[Dataset rows about figures]
###
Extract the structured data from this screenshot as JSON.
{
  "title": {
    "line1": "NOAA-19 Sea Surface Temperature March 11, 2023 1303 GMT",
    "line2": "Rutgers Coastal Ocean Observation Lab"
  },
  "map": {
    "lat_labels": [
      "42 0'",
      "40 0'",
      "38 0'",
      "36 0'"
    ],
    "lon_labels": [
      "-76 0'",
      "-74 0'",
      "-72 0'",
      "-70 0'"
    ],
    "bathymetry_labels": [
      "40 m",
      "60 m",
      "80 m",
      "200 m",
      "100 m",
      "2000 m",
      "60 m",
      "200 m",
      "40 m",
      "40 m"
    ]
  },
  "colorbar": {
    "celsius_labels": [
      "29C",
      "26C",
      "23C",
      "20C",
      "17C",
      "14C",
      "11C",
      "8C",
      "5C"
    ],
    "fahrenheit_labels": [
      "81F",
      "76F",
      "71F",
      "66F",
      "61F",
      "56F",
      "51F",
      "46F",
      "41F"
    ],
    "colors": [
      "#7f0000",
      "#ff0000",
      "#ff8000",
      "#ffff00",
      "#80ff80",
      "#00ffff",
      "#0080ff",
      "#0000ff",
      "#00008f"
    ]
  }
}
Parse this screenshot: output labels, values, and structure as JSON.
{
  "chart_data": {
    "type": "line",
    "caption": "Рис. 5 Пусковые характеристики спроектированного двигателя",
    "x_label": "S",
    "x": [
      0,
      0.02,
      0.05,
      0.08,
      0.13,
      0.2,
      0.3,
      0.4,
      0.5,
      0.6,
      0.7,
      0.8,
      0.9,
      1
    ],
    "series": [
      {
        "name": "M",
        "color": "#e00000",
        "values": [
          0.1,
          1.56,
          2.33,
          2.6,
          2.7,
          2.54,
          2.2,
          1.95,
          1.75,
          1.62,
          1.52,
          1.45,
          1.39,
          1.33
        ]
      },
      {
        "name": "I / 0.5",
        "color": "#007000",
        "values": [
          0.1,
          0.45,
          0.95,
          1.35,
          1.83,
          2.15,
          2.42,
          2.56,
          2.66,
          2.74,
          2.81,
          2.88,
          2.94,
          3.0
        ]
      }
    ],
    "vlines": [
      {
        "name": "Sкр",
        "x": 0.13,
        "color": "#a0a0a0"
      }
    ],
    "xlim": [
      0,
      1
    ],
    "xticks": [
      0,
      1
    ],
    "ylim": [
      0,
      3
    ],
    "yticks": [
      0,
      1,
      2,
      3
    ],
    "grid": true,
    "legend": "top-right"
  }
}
###
> **Given problem**
Every line that holds the word "JSON" should be extracted.

> **The reply**
Extract the structured data from this screenshot as JSON.
Parse this screenshot: output labels, values, and structure as JSON.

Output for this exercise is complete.